TO DO –
For each line in the data below that holds "legend", return a copy.

▽

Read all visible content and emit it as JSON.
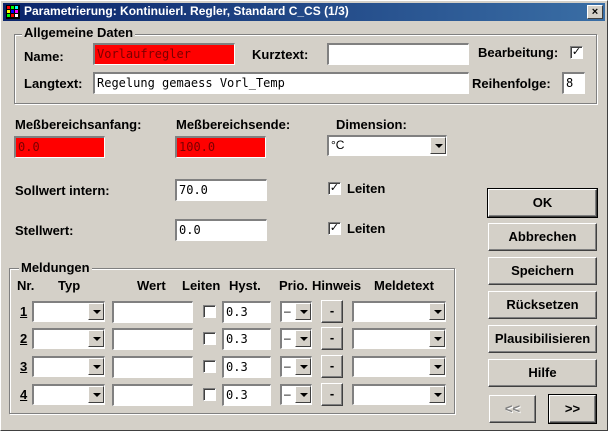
{
  "window": {
    "title": "Parametrierung: Kontinuierl. Regler, Standard  C_CS  (1/3)",
    "close_glyph": "×"
  },
  "allgemeine": {
    "legend": "Allgemeine Daten",
    "name_label": "Name:",
    "name_value": "Vorlaufregler",
    "kurztext_label": "Kurztext:",
    "kurztext_value": "",
    "bearbeitung_label": "Bearbeitung:",
    "bearbeitung_checked": true,
    "langtext_label": "Langtext:",
    "langtext_value": "Regelung gemaess Vorl_Temp",
    "reihenfolge_label": "Reihenfolge:",
    "reihenfolge_value": "8"
  },
  "messbereich": {
    "anfang_label": "Meßbereichsanfang:",
    "anfang_value": "0.0",
    "ende_label": "Meßbereichsende:",
    "ende_value": "100.0",
    "dimension_label": "Dimension:",
    "dimension_value": "°C"
  },
  "sollwert": {
    "label": "Sollwert intern:",
    "value": "70.0",
    "leiten_label": "Leiten",
    "leiten_checked": true
  },
  "stellwert": {
    "label": "Stellwert:",
    "value": "0.0",
    "leiten_label": "Leiten",
    "leiten_checked": true
  },
  "meldungen": {
    "legend": "Meldungen",
    "headers": {
      "nr": "Nr.",
      "typ": "Typ",
      "wert": "Wert",
      "leiten": "Leiten",
      "hyst": "Hyst.",
      "prio": "Prio.",
      "hinweis": "Hinweis",
      "meldetext": "Meldetext"
    },
    "rows": [
      {
        "nr": "1",
        "typ": "",
        "wert": "",
        "leiten": false,
        "hyst": "0.3",
        "prio": "–",
        "hinweis": "-",
        "meldetext": ""
      },
      {
        "nr": "2",
        "typ": "",
        "wert": "",
        "leiten": false,
        "hyst": "0.3",
        "prio": "–",
        "hinweis": "-",
        "meldetext": ""
      },
      {
        "nr": "3",
        "typ": "",
        "wert": "",
        "leiten": false,
        "hyst": "0.3",
        "prio": "–",
        "hinweis": "-",
        "meldetext": ""
      },
      {
        "nr": "4",
        "typ": "",
        "wert": "",
        "leiten": false,
        "hyst": "0.3",
        "prio": "–",
        "hinweis": "-",
        "meldetext": ""
      }
    ]
  },
  "buttons": {
    "ok": "OK",
    "abbrechen": "Abbrechen",
    "speichern": "Speichern",
    "ruecksetzen": "Rücksetzen",
    "plausibilisieren": "Plausibilisieren",
    "hilfe": "Hilfe",
    "prev": "<<",
    "next": ">>"
  },
  "colors": {
    "face": "#d4d0c8",
    "error_field": "#ff0000",
    "title_start": "#0a246a",
    "title_end": "#3a6ea5"
  }
}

△

THE COMPLETED TASK –
    "legend": "Allgemeine Daten",
    "legend": "Meldungen",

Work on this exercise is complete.